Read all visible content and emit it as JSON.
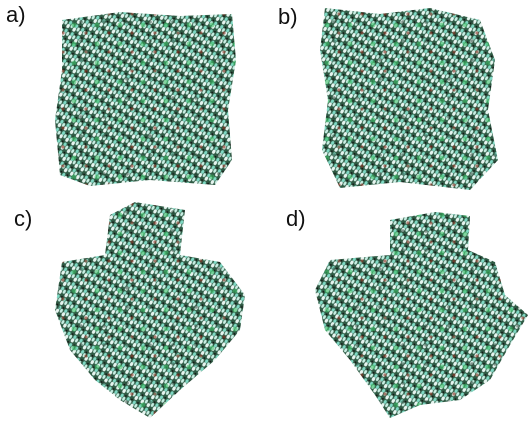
{
  "panels": [
    {
      "label": "a)"
    },
    {
      "label": "b)"
    },
    {
      "label": "c)"
    },
    {
      "label": "d)"
    }
  ]
}
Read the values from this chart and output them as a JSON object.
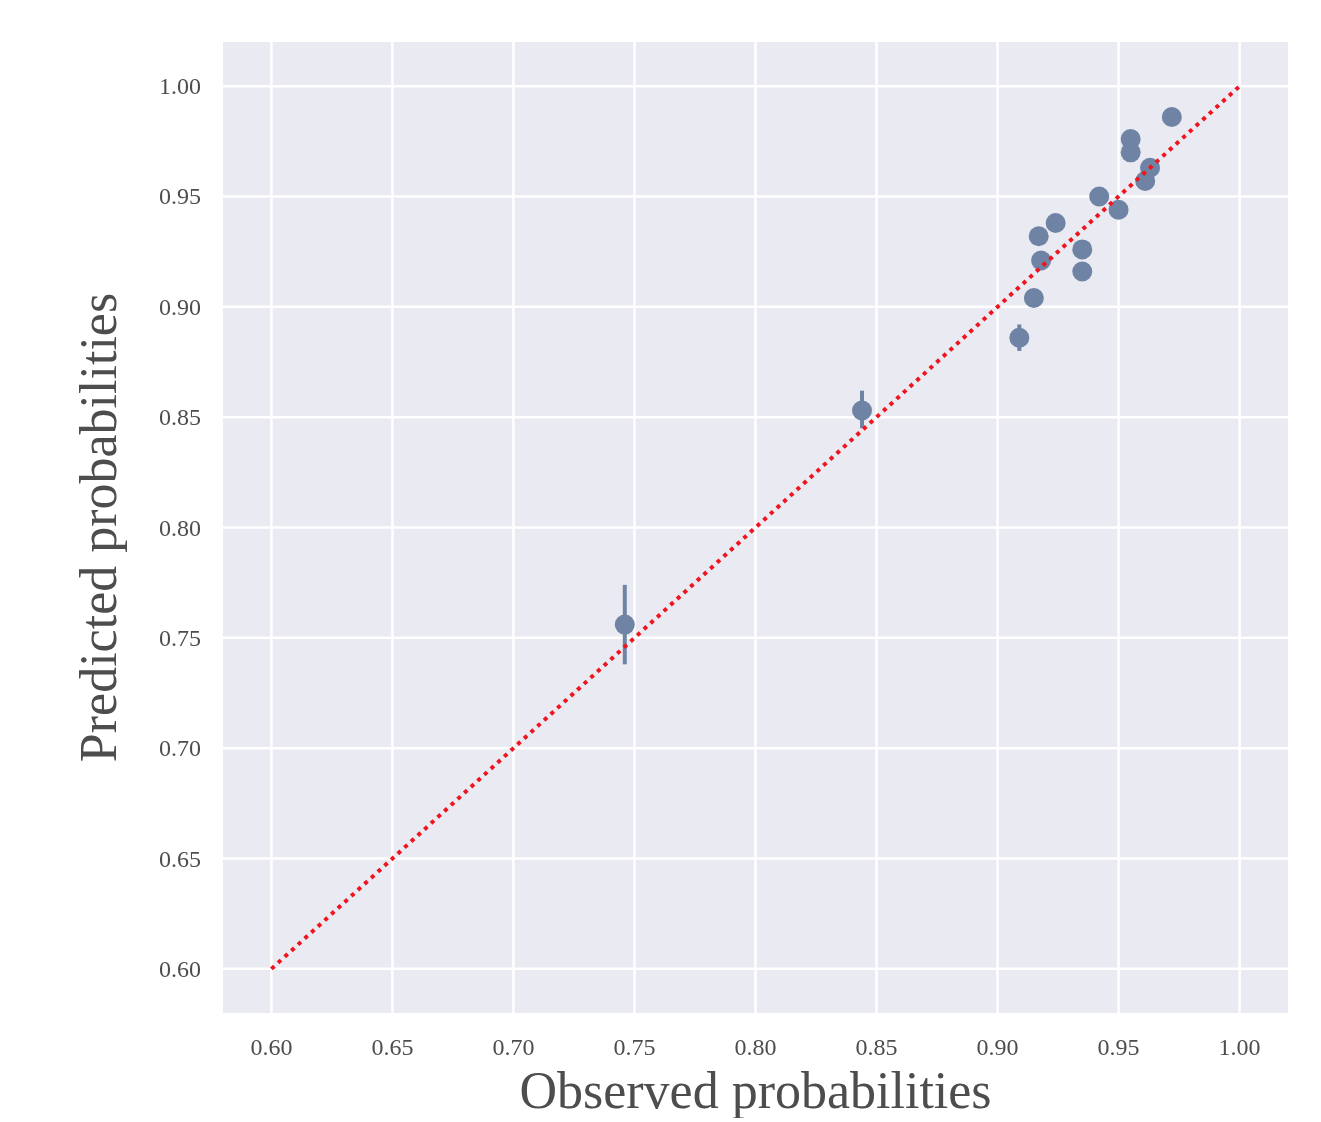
{
  "chart_data": {
    "type": "scatter",
    "xlabel": "Observed probabilities",
    "ylabel": "Predicted probabilities",
    "xlim": [
      0.58,
      1.02
    ],
    "ylim": [
      0.58,
      1.02
    ],
    "xticks": [
      {
        "value": 0.6,
        "label": "0.60"
      },
      {
        "value": 0.65,
        "label": "0.65"
      },
      {
        "value": 0.7,
        "label": "0.70"
      },
      {
        "value": 0.75,
        "label": "0.75"
      },
      {
        "value": 0.8,
        "label": "0.80"
      },
      {
        "value": 0.85,
        "label": "0.85"
      },
      {
        "value": 0.9,
        "label": "0.90"
      },
      {
        "value": 0.95,
        "label": "0.95"
      },
      {
        "value": 1,
        "label": "1.00"
      }
    ],
    "yticks": [
      {
        "value": 0.6,
        "label": "0.60"
      },
      {
        "value": 0.65,
        "label": "0.65"
      },
      {
        "value": 0.7,
        "label": "0.70"
      },
      {
        "value": 0.75,
        "label": "0.75"
      },
      {
        "value": 0.8,
        "label": "0.80"
      },
      {
        "value": 0.85,
        "label": "0.85"
      },
      {
        "value": 0.9,
        "label": "0.90"
      },
      {
        "value": 0.95,
        "label": "0.95"
      },
      {
        "value": 1,
        "label": "1.00"
      }
    ],
    "grid": true,
    "series": [
      {
        "color": "#6f83a4",
        "marker": "circle",
        "x": [
          0.746,
          0.844,
          0.909,
          0.915,
          0.917,
          0.918,
          0.924,
          0.935,
          0.935,
          0.942,
          0.95,
          0.955,
          0.955,
          0.961,
          0.963,
          0.972
        ],
        "values": [
          0.756,
          0.853,
          0.886,
          0.904,
          0.932,
          0.921,
          0.938,
          0.926,
          0.916,
          0.95,
          0.944,
          0.976,
          0.97,
          0.957,
          0.963,
          0.986
        ],
        "errors": [
          [
            0.738,
            0.774
          ],
          [
            0.845,
            0.862
          ],
          [
            0.88,
            0.892
          ],
          [
            0.9,
            0.908
          ],
          [
            0.928,
            0.936
          ],
          [
            0.917,
            0.925
          ],
          [
            0.935,
            0.941
          ],
          [
            0.922,
            0.93
          ],
          [
            0.912,
            0.92
          ],
          [
            0.947,
            0.953
          ],
          [
            0.941,
            0.947
          ],
          null,
          null,
          [
            0.954,
            0.96
          ],
          null,
          [
            0.983,
            0.989
          ]
        ]
      },
      {
        "type": "line",
        "color": "#f0141e",
        "line_style": "dotted",
        "marker": "none",
        "x": [
          0.6,
          1.0
        ],
        "values": [
          0.6,
          1.0
        ]
      }
    ]
  }
}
• • •
● **Exercise**
From the entries above, list each line with "probabilities" in it.

● **Response**
    "xlabel": "Observed probabilities",
    "ylabel": "Predicted probabilities",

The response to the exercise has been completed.